• **Exercise brief**
Omit every picture, then give all the entries again exactly.

• **Extracted data**
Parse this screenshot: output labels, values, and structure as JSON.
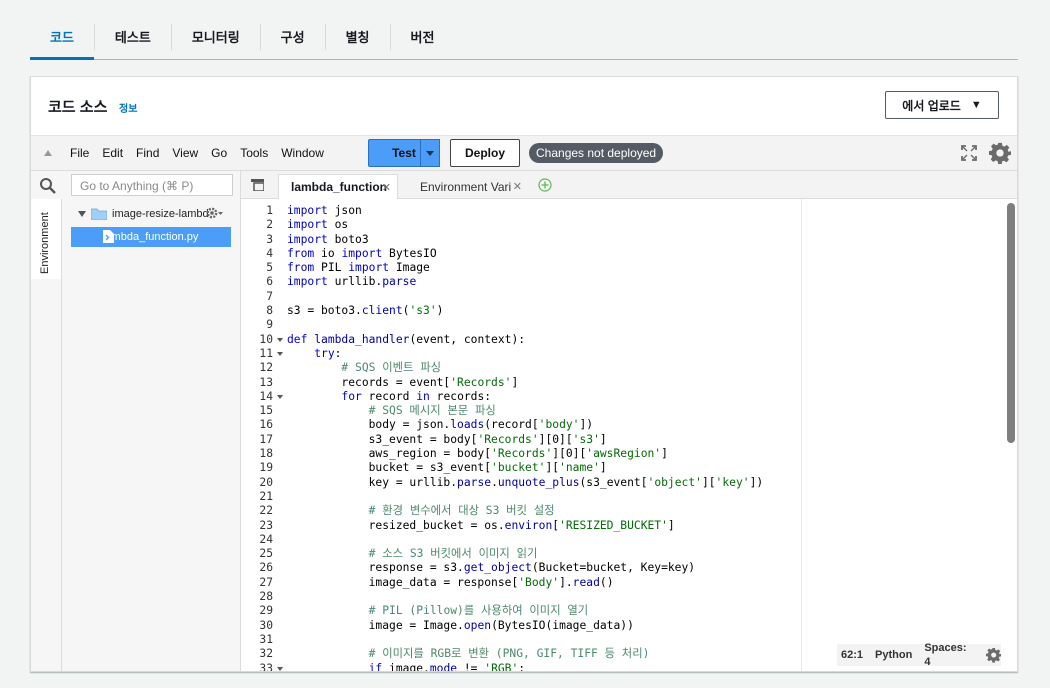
{
  "tabs": [
    {
      "label": "코드",
      "active": true
    },
    {
      "label": "테스트"
    },
    {
      "label": "모니터링"
    },
    {
      "label": "구성"
    },
    {
      "label": "별칭"
    },
    {
      "label": "버전"
    }
  ],
  "code_source": {
    "title": "코드 소스",
    "info": "정보",
    "upload_label": "에서 업로드"
  },
  "toolbar": {
    "menu": [
      "File",
      "Edit",
      "Find",
      "View",
      "Go",
      "Tools",
      "Window"
    ],
    "test_label": "Test",
    "deploy_label": "Deploy",
    "status_badge": "Changes not deployed"
  },
  "sidebar": {
    "env_tab": "Environment",
    "goto_placeholder": "Go to Anything (⌘ P)",
    "folder": "image-resize-lambd",
    "file": "lambda_function.py"
  },
  "editor_tabs": [
    {
      "label": "lambda_function",
      "active": true
    },
    {
      "label": "Environment Vari"
    }
  ],
  "status_bar": {
    "position": "62:1",
    "language": "Python",
    "spaces": "Spaces: 4"
  },
  "code_lines": [
    "import json",
    "import os",
    "import boto3",
    "from io import BytesIO",
    "from PIL import Image",
    "import urllib.parse",
    "",
    "s3 = boto3.client('s3')",
    "",
    "def lambda_handler(event, context):",
    "    try:",
    "        # SQS 이벤트 파싱",
    "        records = event['Records']",
    "        for record in records:",
    "            # SQS 메시지 본문 파싱",
    "            body = json.loads(record['body'])",
    "            s3_event = body['Records'][0]['s3']",
    "            aws_region = body['Records'][0]['awsRegion']",
    "            bucket = s3_event['bucket']['name']",
    "            key = urllib.parse.unquote_plus(s3_event['object']['key'])",
    "",
    "            # 환경 변수에서 대상 S3 버킷 설정",
    "            resized_bucket = os.environ['RESIZED_BUCKET']",
    "",
    "            # 소스 S3 버킷에서 이미지 읽기",
    "            response = s3.get_object(Bucket=bucket, Key=key)",
    "            image_data = response['Body'].read()",
    "",
    "            # PIL (Pillow)를 사용하여 이미지 열기",
    "            image = Image.open(BytesIO(image_data))",
    "",
    "            # 이미지를 RGB로 변환 (PNG, GIF, TIFF 등 처리)",
    "            if image.mode != 'RGB':"
  ],
  "fold_lines": [
    10,
    11,
    14,
    33
  ],
  "colors": {
    "accent": "#0073bb",
    "test_button": "#4b9df8",
    "badge": "#545b64",
    "keyword": "#0000cc",
    "string": "#036a07",
    "comment": "#4c886b"
  }
}
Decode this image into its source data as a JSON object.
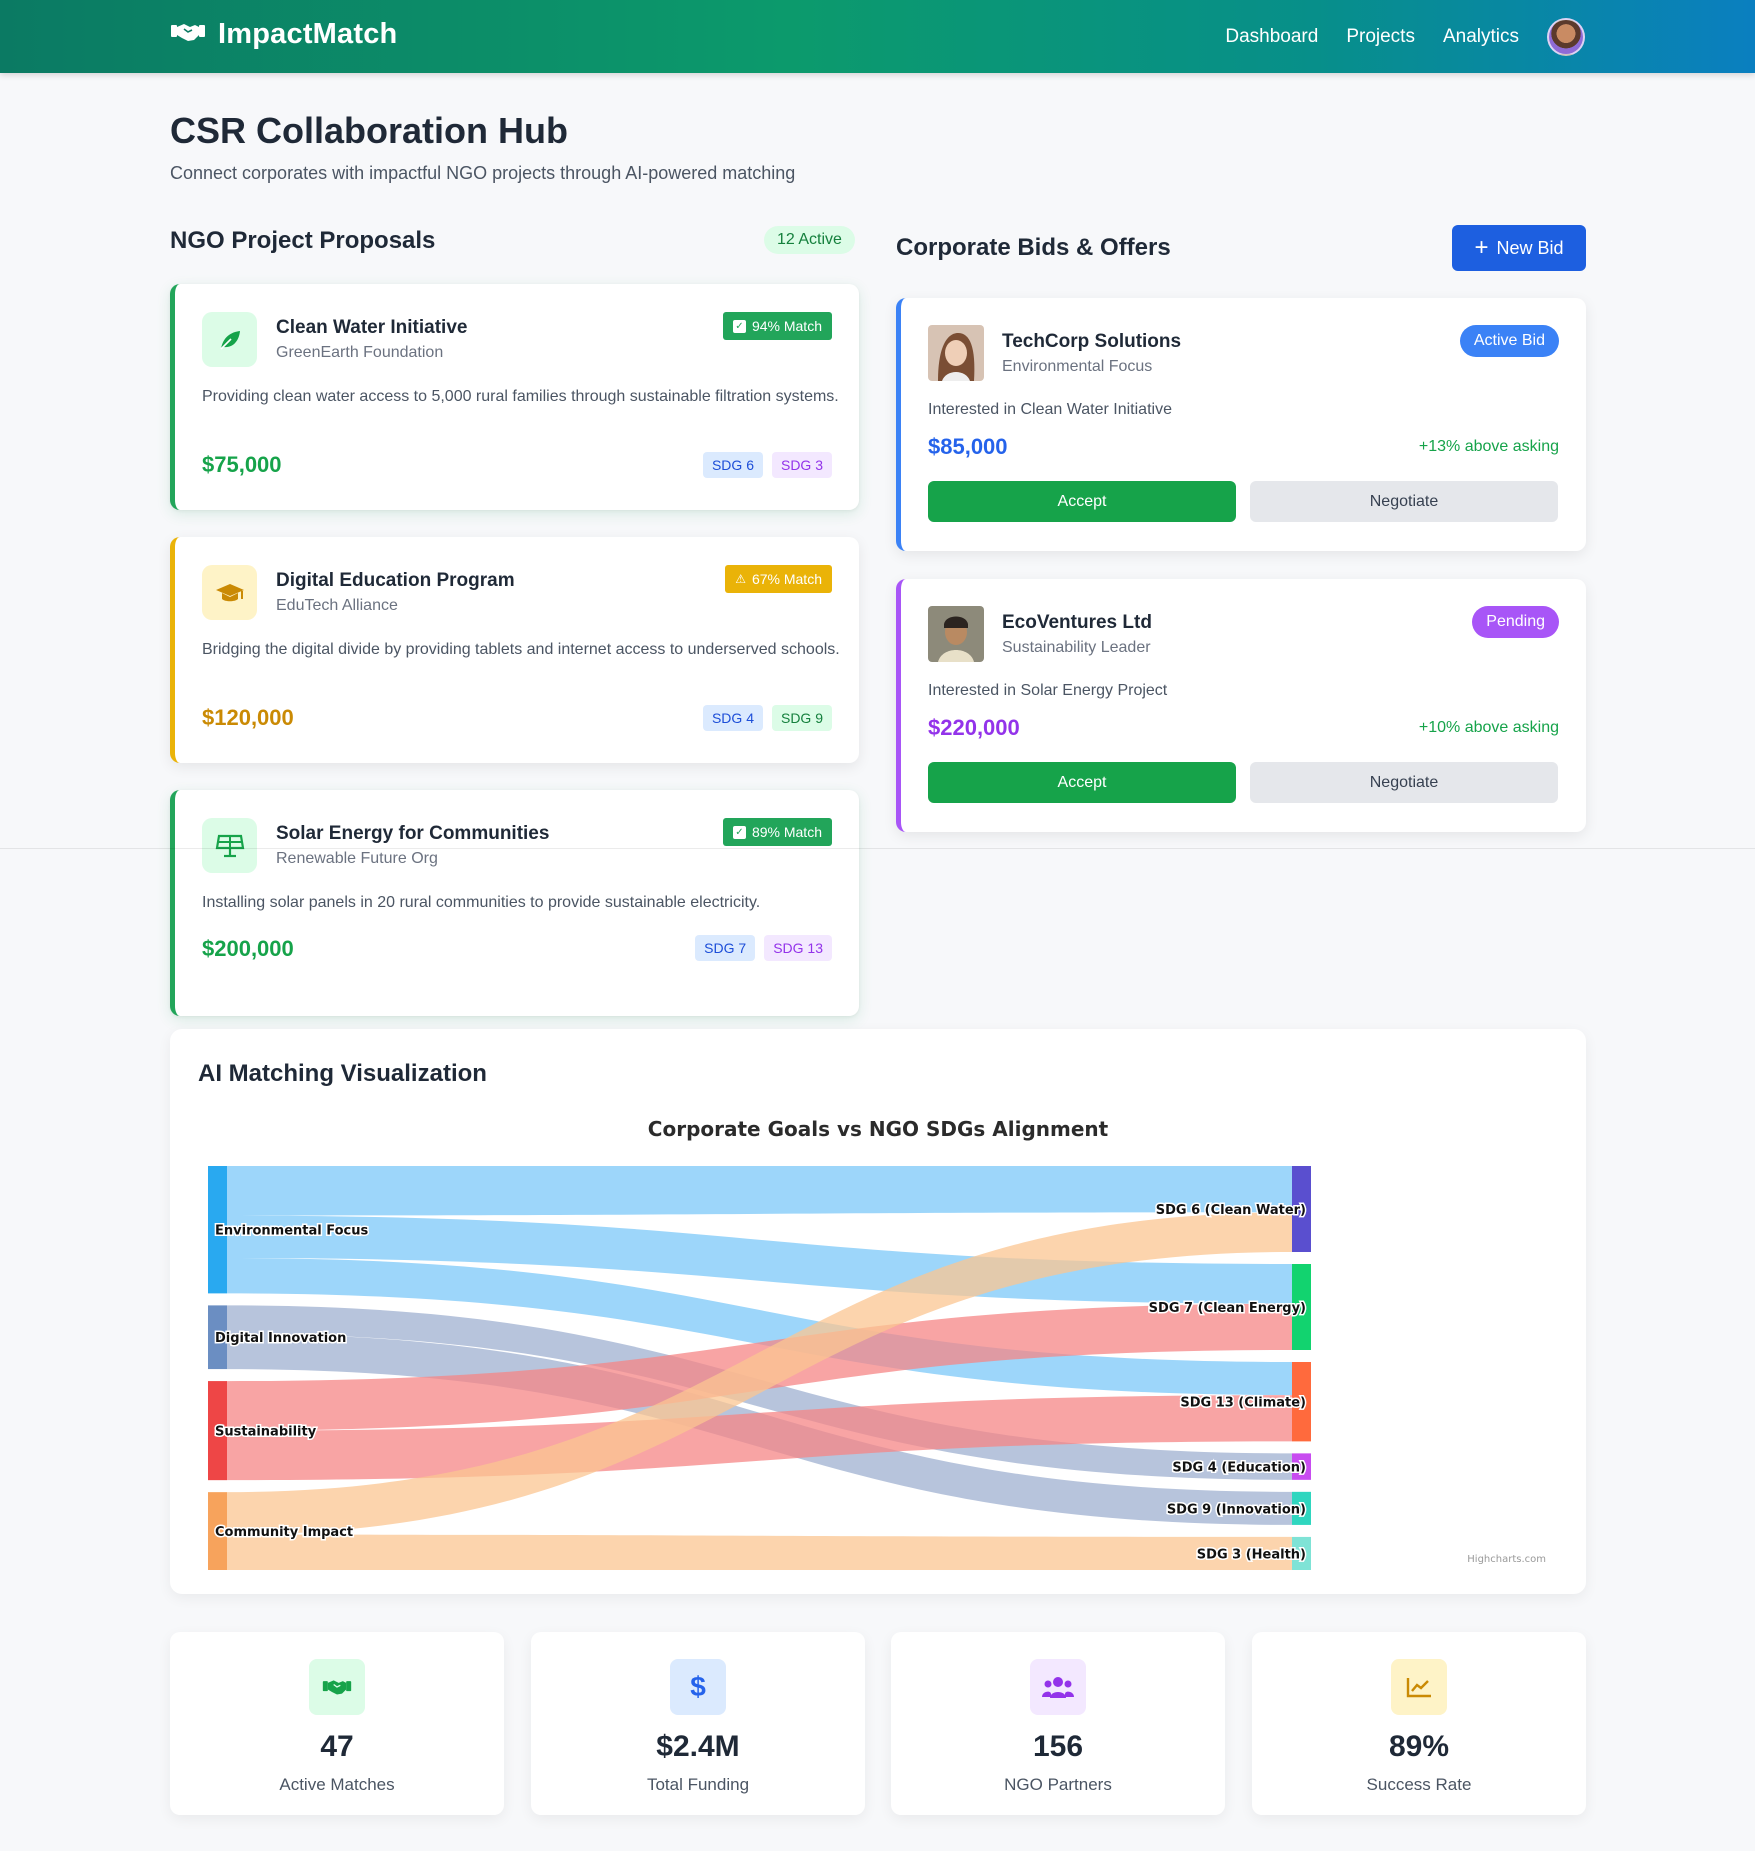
{
  "navbar": {
    "brand": "ImpactMatch",
    "links": [
      "Dashboard",
      "Projects",
      "Analytics"
    ]
  },
  "header": {
    "title": "CSR Collaboration Hub",
    "subtitle": "Connect corporates with impactful NGO projects through AI-powered matching"
  },
  "ngo_section": {
    "title": "NGO Project Proposals",
    "active_pill": "12 Active",
    "cards": [
      {
        "name": "Clean Water Initiative",
        "org": "GreenEarth Foundation",
        "match": "94% Match",
        "description": "Providing clean water access to 5,000 rural families through sustainable filtration systems.",
        "amount": "$75,000",
        "sdgs": [
          "SDG 6",
          "SDG 3"
        ],
        "accent": "#16a34a",
        "icon": "leaf-icon"
      },
      {
        "name": "Digital Education Program",
        "org": "EduTech Alliance",
        "match": "67% Match",
        "description": "Bridging the digital divide by providing tablets and internet access to underserved schools.",
        "amount": "$120,000",
        "sdgs": [
          "SDG 4",
          "SDG 9"
        ],
        "accent": "#ca8a04",
        "icon": "graduation-cap-icon"
      },
      {
        "name": "Solar Energy for Communities",
        "org": "Renewable Future Org",
        "match": "89% Match",
        "description": "Installing solar panels in 20 rural communities to provide sustainable electricity.",
        "amount": "$200,000",
        "sdgs": [
          "SDG 7",
          "SDG 13"
        ],
        "accent": "#16a34a",
        "icon": "solar-panel-icon"
      }
    ]
  },
  "bids_section": {
    "title": "Corporate Bids & Offers",
    "new_bid_label": "New Bid",
    "cards": [
      {
        "company": "TechCorp Solutions",
        "focus": "Environmental Focus",
        "status": "Active Bid",
        "interest": "Interested in Clean Water Initiative",
        "amount": "$85,000",
        "delta": "+13% above asking",
        "accept_label": "Accept",
        "negotiate_label": "Negotiate",
        "accent": "#2563eb"
      },
      {
        "company": "EcoVentures Ltd",
        "focus": "Sustainability Leader",
        "status": "Pending",
        "interest": "Interested in Solar Energy Project",
        "amount": "$220,000",
        "delta": "+10% above asking",
        "accept_label": "Accept",
        "negotiate_label": "Negotiate",
        "accent": "#9333ea"
      }
    ]
  },
  "visualization": {
    "section_title": "AI Matching Visualization",
    "credit": "Highcharts.com"
  },
  "chart_data": {
    "type": "sankey",
    "title": "Corporate Goals vs NGO SDGs Alignment",
    "nodes_left": [
      {
        "name": "Environmental Focus",
        "color": "#29a9f0"
      },
      {
        "name": "Digital Innovation",
        "color": "#6b8ec2"
      },
      {
        "name": "Sustainability",
        "color": "#ee4646"
      },
      {
        "name": "Community Impact",
        "color": "#f7a35c"
      }
    ],
    "nodes_right": [
      {
        "name": "SDG 6 (Clean Water)",
        "color": "#5a4fcf"
      },
      {
        "name": "SDG 7 (Clean Energy)",
        "color": "#12d36f"
      },
      {
        "name": "SDG 13 (Climate)",
        "color": "#ff6a3d"
      },
      {
        "name": "SDG 4 (Education)",
        "color": "#c84cf0"
      },
      {
        "name": "SDG 9 (Innovation)",
        "color": "#2fd6bf"
      },
      {
        "name": "SDG 3 (Health)",
        "color": "#7fe3d6"
      }
    ],
    "links": [
      {
        "from": "Environmental Focus",
        "to": "SDG 6 (Clean Water)",
        "value": 35
      },
      {
        "from": "Environmental Focus",
        "to": "SDG 7 (Clean Energy)",
        "value": 30
      },
      {
        "from": "Environmental Focus",
        "to": "SDG 13 (Climate)",
        "value": 25
      },
      {
        "from": "Digital Innovation",
        "to": "SDG 4 (Education)",
        "value": 20
      },
      {
        "from": "Digital Innovation",
        "to": "SDG 9 (Innovation)",
        "value": 25
      },
      {
        "from": "Sustainability",
        "to": "SDG 7 (Clean Energy)",
        "value": 35
      },
      {
        "from": "Sustainability",
        "to": "SDG 13 (Climate)",
        "value": 35
      },
      {
        "from": "Community Impact",
        "to": "SDG 6 (Clean Water)",
        "value": 30
      },
      {
        "from": "Community Impact",
        "to": "SDG 3 (Health)",
        "value": 25
      }
    ]
  },
  "stats": [
    {
      "value": "47",
      "label": "Active Matches",
      "icon": "handshake-icon"
    },
    {
      "value": "$2.4M",
      "label": "Total Funding",
      "icon": "dollar-icon"
    },
    {
      "value": "156",
      "label": "NGO Partners",
      "icon": "users-icon"
    },
    {
      "value": "89%",
      "label": "Success Rate",
      "icon": "chart-line-icon"
    }
  ]
}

• **Response to the exercise**
Parse this screenshot: output labels, values, and structure as JSON.
{
  "tabs": [
    {
      "label": "코드",
      "active": true
    },
    {
      "label": "테스트"
    },
    {
      "label": "모니터링"
    },
    {
      "label": "구성"
    },
    {
      "label": "별칭"
    },
    {
      "label": "버전"
    }
  ],
  "code_source": {
    "title": "코드 소스",
    "info": "정보",
    "upload_label": "에서 업로드"
  },
  "toolbar": {
    "menu": [
      "File",
      "Edit",
      "Find",
      "View",
      "Go",
      "Tools",
      "Window"
    ],
    "test_label": "Test",
    "deploy_label": "Deploy",
    "status_badge": "Changes not deployed"
  },
  "sidebar": {
    "env_tab": "Environment",
    "goto_placeholder": "Go to Anything (⌘ P)",
    "folder": "image-resize-lambd",
    "file": "lambda_function.py"
  },
  "editor_tabs": [
    {
      "label": "lambda_function",
      "active": true
    },
    {
      "label": "Environment Vari"
    }
  ],
  "status_bar": {
    "position": "62:1",
    "language": "Python",
    "spaces": "Spaces: 4"
  },
  "code_lines": [
    "import json",
    "import os",
    "import boto3",
    "from io import BytesIO",
    "from PIL import Image",
    "import urllib.parse",
    "",
    "s3 = boto3.client('s3')",
    "",
    "def lambda_handler(event, context):",
    "    try:",
    "        # SQS 이벤트 파싱",
    "        records = event['Records']",
    "        for record in records:",
    "            # SQS 메시지 본문 파싱",
    "            body = json.loads(record['body'])",
    "            s3_event = body['Records'][0]['s3']",
    "            aws_region = body['Records'][0]['awsRegion']",
    "            bucket = s3_event['bucket']['name']",
    "            key = urllib.parse.unquote_plus(s3_event['object']['key'])",
    "",
    "            # 환경 변수에서 대상 S3 버킷 설정",
    "            resized_bucket = os.environ['RESIZED_BUCKET']",
    "",
    "            # 소스 S3 버킷에서 이미지 읽기",
    "            response = s3.get_object(Bucket=bucket, Key=key)",
    "            image_data = response['Body'].read()",
    "",
    "            # PIL (Pillow)를 사용하여 이미지 열기",
    "            image = Image.open(BytesIO(image_data))",
    "",
    "            # 이미지를 RGB로 변환 (PNG, GIF, TIFF 등 처리)",
    "            if image.mode != 'RGB':"
  ],
  "fold_lines": [
    10,
    11,
    14,
    33
  ],
  "colors": {
    "accent": "#0073bb",
    "test_button": "#4b9df8",
    "badge": "#545b64",
    "keyword": "#0000cc",
    "string": "#036a07",
    "comment": "#4c886b"
  }
}
Decode this image into its source data as a JSON object.
{
  "navbar": {
    "brand": "ImpactMatch",
    "links": [
      "Dashboard",
      "Projects",
      "Analytics"
    ]
  },
  "header": {
    "title": "CSR Collaboration Hub",
    "subtitle": "Connect corporates with impactful NGO projects through AI-powered matching"
  },
  "ngo_section": {
    "title": "NGO Project Proposals",
    "active_pill": "12 Active",
    "cards": [
      {
        "name": "Clean Water Initiative",
        "org": "GreenEarth Foundation",
        "match": "94% Match",
        "description": "Providing clean water access to 5,000 rural families through sustainable filtration systems.",
        "amount": "$75,000",
        "sdgs": [
          "SDG 6",
          "SDG 3"
        ],
        "accent": "#16a34a",
        "icon": "leaf-icon"
      },
      {
        "name": "Digital Education Program",
        "org": "EduTech Alliance",
        "match": "67% Match",
        "description": "Bridging the digital divide by providing tablets and internet access to underserved schools.",
        "amount": "$120,000",
        "sdgs": [
          "SDG 4",
          "SDG 9"
        ],
        "accent": "#ca8a04",
        "icon": "graduation-cap-icon"
      },
      {
        "name": "Solar Energy for Communities",
        "org": "Renewable Future Org",
        "match": "89% Match",
        "description": "Installing solar panels in 20 rural communities to provide sustainable electricity.",
        "amount": "$200,000",
        "sdgs": [
          "SDG 7",
          "SDG 13"
        ],
        "accent": "#16a34a",
        "icon": "solar-panel-icon"
      }
    ]
  },
  "bids_section": {
    "title": "Corporate Bids & Offers",
    "new_bid_label": "New Bid",
    "cards": [
      {
        "company": "TechCorp Solutions",
        "focus": "Environmental Focus",
        "status": "Active Bid",
        "interest": "Interested in Clean Water Initiative",
        "amount": "$85,000",
        "delta": "+13% above asking",
        "accept_label": "Accept",
        "negotiate_label": "Negotiate",
        "accent": "#2563eb"
      },
      {
        "company": "EcoVentures Ltd",
        "focus": "Sustainability Leader",
        "status": "Pending",
        "interest": "Interested in Solar Energy Project",
        "amount": "$220,000",
        "delta": "+10% above asking",
        "accept_label": "Accept",
        "negotiate_label": "Negotiate",
        "accent": "#9333ea"
      }
    ]
  },
  "visualization": {
    "section_title": "AI Matching Visualization",
    "credit": "Highcharts.com"
  },
  "chart_data": {
    "type": "sankey",
    "title": "Corporate Goals vs NGO SDGs Alignment",
    "nodes_left": [
      {
        "name": "Environmental Focus",
        "color": "#29a9f0"
      },
      {
        "name": "Digital Innovation",
        "color": "#6b8ec2"
      },
      {
        "name": "Sustainability",
        "color": "#ee4646"
      },
      {
        "name": "Community Impact",
        "color": "#f7a35c"
      }
    ],
    "nodes_right": [
      {
        "name": "SDG 6 (Clean Water)",
        "color": "#5a4fcf"
      },
      {
        "name": "SDG 7 (Clean Energy)",
        "color": "#12d36f"
      },
      {
        "name": "SDG 13 (Climate)",
        "color": "#ff6a3d"
      },
      {
        "name": "SDG 4 (Education)",
        "color": "#c84cf0"
      },
      {
        "name": "SDG 9 (Innovation)",
        "color": "#2fd6bf"
      },
      {
        "name": "SDG 3 (Health)",
        "color": "#7fe3d6"
      }
    ],
    "links": [
      {
        "from": "Environmental Focus",
        "to": "SDG 6 (Clean Water)",
        "value": 35
      },
      {
        "from": "Environmental Focus",
        "to": "SDG 7 (Clean Energy)",
        "value": 30
      },
      {
        "from": "Environmental Focus",
        "to": "SDG 13 (Climate)",
        "value": 25
      },
      {
        "from": "Digital Innovation",
        "to": "SDG 4 (Education)",
        "value": 20
      },
      {
        "from": "Digital Innovation",
        "to": "SDG 9 (Innovation)",
        "value": 25
      },
      {
        "from": "Sustainability",
        "to": "SDG 7 (Clean Energy)",
        "value": 35
      },
      {
        "from": "Sustainability",
        "to": "SDG 13 (Climate)",
        "value": 35
      },
      {
        "from": "Community Impact",
        "to": "SDG 6 (Clean Water)",
        "value": 30
      },
      {
        "from": "Community Impact",
        "to": "SDG 3 (Health)",
        "value": 25
      }
    ]
  },
  "stats": [
    {
      "value": "47",
      "label": "Active Matches",
      "icon": "handshake-icon"
    },
    {
      "value": "$2.4M",
      "label": "Total Funding",
      "icon": "dollar-icon"
    },
    {
      "value": "156",
      "label": "NGO Partners",
      "icon": "users-icon"
    },
    {
      "value": "89%",
      "label": "Success Rate",
      "icon": "chart-line-icon"
    }
  ]
}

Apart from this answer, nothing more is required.